▸ **DIRECTIONS FOR THIS TASK**:
Provide the data again in its entirety, exactly as given.

▸ **RECORDED DATA**:
%%

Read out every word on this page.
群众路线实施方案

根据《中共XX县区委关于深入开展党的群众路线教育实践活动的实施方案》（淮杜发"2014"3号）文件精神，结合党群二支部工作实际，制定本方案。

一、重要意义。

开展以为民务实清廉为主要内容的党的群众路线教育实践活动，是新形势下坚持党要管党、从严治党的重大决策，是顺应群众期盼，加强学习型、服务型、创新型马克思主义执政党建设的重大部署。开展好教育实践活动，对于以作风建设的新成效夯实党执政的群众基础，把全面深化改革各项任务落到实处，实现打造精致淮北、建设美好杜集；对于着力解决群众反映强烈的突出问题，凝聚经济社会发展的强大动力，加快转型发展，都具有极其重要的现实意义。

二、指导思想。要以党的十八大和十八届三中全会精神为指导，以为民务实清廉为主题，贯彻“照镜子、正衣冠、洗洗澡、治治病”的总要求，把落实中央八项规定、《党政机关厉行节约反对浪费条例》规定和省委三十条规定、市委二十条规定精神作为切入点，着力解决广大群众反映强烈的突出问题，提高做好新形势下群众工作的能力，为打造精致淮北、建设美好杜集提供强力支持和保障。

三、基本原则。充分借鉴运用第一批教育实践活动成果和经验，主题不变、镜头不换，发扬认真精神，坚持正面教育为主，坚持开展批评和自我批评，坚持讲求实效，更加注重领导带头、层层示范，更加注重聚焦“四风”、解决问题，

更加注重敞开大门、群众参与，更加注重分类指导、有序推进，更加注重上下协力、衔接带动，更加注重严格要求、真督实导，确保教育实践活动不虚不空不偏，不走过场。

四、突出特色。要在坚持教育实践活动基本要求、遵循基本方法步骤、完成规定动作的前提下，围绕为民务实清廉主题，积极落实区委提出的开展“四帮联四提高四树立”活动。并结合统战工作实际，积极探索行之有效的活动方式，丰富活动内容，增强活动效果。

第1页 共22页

%%

▸ **ANSWER IN FULL**:
Read out every word on this page.
群众路线实施方案

根据《中共XX县区委关于深入开展党的群众路线教育实践活动的实施方案》（淮杜发"2014"3号）文件精神，结合党群二支部工作实际，制定本方案。

一、重要意义。

开展以为民务实清廉为主要内容的党的群众路线教育实践活动，是新形势下坚持党要管党、从严治党的重大决策，是顺应群众期盼，加强学习型、服务型、创新型马克思主义执政党建设的重大部署。开展好教育实践活动，对于以作风建设的新成效夯实党执政的群众基础，把全面深化改革各项任务落到实处，实现打造精致淮北、建设美好杜集；对于着力解决群众反映强烈的突出问题，凝聚经济社会发展的强大动力，加快转型发展，都具有极其重要的现实意义。

二、指导思想。要以党的十八大和十八届三中全会精神为指导，以为民务实清廉为主题，贯彻“照镜子、正衣冠、洗洗澡、治治病”的总要求，把落实中央八项规定、《党政机关厉行节约反对浪费条例》规定和省委三十条规定、市委二十条规定精神作为切入点，着力解决广大群众反映强烈的突出问题，提高做好新形势下群众工作的能力，为打造精致淮北、建设美好杜集提供强力支持和保障。

三、基本原则。充分借鉴运用第一批教育实践活动成果和经验，主题不变、镜头不换，发扬认真精神，坚持正面教育为主，坚持开展批评和自我批评，坚持讲求实效，更加注重领导带头、层层示范，更加注重聚焦“四风”、解决问题，

更加注重敞开大门、群众参与，更加注重分类指导、有序推进，更加注重上下协力、衔接带动，更加注重严格要求、真督实导，确保教育实践活动不虚不空不偏，不走过场。

四、突出特色。要在坚持教育实践活动基本要求、遵循基本方法步骤、完成规定动作的前提下，围绕为民务实清廉主题，积极落实区委提出的开展“四帮联四提高四树立”活动。并结合统战工作实际，积极探索行之有效的活动方式，丰富活动内容，增强活动效果。

第1页 共22页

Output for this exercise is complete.